» **What needs to be done**
From the entries below, pull out each line where "Intensity" appears.
○ ○ ○ ○ ○ ○ ○
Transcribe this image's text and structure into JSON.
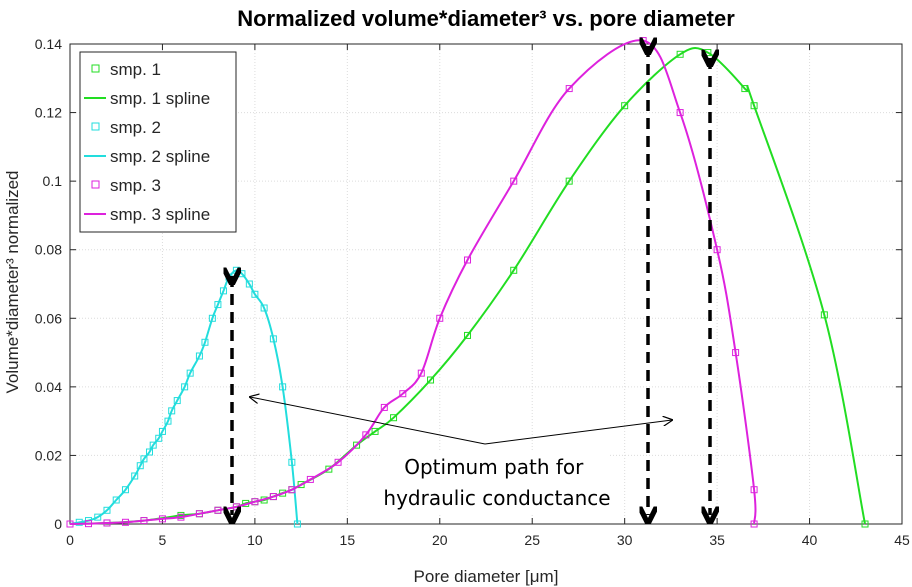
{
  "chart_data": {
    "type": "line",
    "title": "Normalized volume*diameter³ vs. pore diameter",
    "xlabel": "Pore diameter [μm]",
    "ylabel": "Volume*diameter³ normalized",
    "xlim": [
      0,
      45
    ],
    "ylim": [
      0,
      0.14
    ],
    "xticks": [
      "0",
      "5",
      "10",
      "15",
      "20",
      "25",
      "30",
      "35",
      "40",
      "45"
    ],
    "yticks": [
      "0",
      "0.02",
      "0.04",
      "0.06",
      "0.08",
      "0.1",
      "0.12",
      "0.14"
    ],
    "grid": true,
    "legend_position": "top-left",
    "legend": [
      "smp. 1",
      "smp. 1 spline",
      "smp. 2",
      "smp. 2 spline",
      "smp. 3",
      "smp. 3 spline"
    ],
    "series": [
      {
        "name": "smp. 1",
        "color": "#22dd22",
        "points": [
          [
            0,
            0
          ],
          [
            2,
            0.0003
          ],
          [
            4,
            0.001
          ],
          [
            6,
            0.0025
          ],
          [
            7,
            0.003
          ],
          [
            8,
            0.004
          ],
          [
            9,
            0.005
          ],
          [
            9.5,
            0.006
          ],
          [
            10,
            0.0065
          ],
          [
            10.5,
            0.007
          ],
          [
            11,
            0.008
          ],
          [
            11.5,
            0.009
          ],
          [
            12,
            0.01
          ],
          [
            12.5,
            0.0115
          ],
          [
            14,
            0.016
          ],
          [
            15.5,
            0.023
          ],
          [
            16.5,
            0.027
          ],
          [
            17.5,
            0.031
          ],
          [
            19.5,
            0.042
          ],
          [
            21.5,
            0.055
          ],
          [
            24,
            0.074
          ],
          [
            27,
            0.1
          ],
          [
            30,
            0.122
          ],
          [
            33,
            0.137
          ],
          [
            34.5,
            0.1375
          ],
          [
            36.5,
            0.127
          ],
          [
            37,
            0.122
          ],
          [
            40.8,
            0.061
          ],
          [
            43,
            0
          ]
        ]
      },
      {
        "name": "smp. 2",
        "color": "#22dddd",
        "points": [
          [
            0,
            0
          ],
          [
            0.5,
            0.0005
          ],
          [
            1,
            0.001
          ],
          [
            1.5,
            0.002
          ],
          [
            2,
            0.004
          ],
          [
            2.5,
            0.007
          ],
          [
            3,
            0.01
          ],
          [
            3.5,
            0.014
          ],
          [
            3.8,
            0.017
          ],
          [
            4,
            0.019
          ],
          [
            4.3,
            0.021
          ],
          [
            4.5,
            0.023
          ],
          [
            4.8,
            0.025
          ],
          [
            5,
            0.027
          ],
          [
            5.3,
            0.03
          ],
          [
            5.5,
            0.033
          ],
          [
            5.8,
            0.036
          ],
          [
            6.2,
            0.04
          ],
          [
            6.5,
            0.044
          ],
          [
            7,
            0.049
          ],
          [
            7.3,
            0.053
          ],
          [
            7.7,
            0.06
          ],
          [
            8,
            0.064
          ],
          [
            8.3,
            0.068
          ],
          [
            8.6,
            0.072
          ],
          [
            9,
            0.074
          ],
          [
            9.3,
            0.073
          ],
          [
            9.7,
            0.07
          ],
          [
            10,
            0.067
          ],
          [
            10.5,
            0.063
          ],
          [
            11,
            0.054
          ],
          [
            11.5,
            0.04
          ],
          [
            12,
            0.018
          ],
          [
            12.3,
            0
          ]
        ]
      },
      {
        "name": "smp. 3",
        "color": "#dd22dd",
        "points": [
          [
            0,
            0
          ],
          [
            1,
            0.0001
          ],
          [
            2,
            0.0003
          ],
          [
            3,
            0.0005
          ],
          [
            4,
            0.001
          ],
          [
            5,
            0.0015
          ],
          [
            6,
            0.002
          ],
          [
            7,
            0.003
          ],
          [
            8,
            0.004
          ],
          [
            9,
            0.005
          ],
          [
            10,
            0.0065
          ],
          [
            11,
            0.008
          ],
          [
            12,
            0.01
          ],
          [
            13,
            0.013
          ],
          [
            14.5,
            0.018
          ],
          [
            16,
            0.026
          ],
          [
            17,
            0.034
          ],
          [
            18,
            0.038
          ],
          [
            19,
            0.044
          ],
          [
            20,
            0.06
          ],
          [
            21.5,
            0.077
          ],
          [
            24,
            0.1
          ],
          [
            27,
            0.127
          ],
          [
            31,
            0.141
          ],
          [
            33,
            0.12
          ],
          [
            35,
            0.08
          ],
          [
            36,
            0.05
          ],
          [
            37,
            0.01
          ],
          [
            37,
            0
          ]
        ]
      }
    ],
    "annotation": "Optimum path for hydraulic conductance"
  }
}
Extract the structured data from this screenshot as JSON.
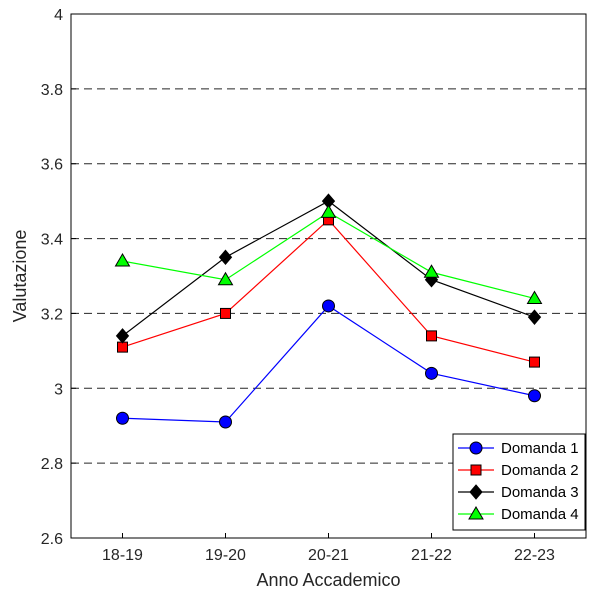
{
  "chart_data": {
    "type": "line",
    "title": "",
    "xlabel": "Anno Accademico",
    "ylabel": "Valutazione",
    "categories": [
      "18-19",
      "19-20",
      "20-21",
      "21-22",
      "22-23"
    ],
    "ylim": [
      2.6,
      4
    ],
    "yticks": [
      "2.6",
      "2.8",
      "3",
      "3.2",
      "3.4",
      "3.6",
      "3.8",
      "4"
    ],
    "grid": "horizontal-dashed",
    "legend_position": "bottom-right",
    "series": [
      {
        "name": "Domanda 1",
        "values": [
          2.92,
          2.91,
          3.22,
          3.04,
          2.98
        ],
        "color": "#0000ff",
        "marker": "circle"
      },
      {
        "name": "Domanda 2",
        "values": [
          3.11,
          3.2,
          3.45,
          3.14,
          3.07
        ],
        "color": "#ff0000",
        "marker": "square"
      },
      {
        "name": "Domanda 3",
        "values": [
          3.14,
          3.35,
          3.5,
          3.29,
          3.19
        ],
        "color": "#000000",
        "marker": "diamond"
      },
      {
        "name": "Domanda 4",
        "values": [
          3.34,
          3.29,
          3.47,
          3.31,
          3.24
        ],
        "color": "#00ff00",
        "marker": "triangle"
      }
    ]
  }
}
○ ○ ○ ○ ○ ○ ○
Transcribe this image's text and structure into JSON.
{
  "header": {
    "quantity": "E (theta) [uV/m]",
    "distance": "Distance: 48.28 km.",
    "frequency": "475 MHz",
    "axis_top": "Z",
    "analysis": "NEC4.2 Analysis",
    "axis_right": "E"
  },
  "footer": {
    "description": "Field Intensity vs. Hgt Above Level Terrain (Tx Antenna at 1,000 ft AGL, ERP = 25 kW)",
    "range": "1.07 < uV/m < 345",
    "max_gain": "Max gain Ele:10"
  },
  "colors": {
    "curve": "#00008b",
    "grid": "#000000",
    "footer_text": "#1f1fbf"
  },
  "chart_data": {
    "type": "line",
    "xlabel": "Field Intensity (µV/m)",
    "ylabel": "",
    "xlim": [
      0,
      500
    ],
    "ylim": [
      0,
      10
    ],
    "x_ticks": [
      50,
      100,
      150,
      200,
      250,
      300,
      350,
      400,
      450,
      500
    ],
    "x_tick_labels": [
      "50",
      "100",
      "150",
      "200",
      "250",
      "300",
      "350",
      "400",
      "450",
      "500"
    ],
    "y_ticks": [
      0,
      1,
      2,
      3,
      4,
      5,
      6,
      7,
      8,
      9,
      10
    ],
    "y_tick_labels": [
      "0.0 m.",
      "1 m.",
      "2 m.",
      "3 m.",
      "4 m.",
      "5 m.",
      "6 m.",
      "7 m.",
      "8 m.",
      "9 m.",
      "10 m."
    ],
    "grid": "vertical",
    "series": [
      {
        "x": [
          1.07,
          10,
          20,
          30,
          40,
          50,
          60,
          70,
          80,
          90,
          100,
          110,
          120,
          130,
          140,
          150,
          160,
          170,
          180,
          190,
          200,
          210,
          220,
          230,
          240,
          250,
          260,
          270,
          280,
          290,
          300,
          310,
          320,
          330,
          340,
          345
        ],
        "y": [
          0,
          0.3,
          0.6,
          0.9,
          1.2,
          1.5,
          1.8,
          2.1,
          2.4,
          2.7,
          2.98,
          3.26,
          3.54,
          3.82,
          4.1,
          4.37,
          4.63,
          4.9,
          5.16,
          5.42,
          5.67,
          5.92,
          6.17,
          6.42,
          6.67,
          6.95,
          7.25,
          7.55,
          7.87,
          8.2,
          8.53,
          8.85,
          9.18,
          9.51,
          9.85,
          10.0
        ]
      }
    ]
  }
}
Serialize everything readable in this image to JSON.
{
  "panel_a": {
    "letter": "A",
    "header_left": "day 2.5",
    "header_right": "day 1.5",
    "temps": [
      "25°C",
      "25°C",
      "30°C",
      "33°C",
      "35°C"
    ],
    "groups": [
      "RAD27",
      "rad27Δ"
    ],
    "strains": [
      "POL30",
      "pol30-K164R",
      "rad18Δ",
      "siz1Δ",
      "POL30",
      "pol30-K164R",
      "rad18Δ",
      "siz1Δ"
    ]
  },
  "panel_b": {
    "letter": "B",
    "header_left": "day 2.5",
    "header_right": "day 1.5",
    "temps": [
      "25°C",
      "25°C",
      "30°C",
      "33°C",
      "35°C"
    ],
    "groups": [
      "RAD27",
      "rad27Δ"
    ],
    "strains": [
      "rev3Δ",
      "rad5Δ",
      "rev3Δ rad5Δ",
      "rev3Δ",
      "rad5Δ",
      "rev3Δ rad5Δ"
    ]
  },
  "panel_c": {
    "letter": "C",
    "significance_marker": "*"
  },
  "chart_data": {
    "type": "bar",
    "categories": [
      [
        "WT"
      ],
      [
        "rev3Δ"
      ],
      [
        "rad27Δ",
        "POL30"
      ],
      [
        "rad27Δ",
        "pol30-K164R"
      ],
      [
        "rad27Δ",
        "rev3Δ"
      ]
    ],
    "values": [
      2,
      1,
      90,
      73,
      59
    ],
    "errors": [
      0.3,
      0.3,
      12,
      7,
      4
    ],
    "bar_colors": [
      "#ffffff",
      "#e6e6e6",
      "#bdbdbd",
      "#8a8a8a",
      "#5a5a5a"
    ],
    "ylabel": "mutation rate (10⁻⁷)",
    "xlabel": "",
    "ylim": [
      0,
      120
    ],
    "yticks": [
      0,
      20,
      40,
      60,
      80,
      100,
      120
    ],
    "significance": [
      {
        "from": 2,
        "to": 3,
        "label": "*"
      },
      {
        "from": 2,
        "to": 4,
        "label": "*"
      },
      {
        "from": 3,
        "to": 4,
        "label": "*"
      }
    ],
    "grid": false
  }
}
○ ○ ○ ○ ○ ○ ○
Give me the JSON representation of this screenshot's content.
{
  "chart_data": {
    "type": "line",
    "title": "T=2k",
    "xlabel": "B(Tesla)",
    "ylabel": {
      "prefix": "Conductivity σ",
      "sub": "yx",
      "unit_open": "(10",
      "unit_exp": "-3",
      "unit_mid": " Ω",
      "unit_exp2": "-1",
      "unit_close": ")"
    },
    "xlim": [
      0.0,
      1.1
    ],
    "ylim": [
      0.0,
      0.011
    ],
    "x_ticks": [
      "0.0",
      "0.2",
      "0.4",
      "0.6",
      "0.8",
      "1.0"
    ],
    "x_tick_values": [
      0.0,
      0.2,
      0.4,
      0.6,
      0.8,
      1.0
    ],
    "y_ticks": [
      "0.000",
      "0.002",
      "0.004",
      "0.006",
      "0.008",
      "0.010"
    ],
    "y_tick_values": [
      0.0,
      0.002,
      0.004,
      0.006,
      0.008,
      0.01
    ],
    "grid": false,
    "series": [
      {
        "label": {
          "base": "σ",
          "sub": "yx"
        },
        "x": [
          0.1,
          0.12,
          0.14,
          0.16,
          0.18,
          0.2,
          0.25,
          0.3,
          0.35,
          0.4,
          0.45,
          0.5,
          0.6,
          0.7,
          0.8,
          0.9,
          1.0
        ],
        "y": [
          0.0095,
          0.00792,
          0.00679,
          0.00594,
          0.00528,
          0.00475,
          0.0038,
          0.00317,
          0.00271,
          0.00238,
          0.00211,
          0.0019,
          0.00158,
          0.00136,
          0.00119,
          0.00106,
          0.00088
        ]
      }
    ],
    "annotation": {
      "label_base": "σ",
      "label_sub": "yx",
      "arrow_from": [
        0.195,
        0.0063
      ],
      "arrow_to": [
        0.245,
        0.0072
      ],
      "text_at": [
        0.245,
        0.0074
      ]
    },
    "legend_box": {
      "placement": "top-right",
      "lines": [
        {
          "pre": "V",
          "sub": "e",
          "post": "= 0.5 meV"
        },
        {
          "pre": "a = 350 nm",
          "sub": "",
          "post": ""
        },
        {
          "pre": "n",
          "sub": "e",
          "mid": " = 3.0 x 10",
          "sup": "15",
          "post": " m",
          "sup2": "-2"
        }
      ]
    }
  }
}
○ ○ ○ ○ ○ ○ ○
» **Answer below**
    "description": "Field Intensity vs. Hgt Above Level Terrain (Tx Antenna at 1,000 ft AGL, ERP = 25 kW)",
    "xlabel": "Field Intensity (µV/m)",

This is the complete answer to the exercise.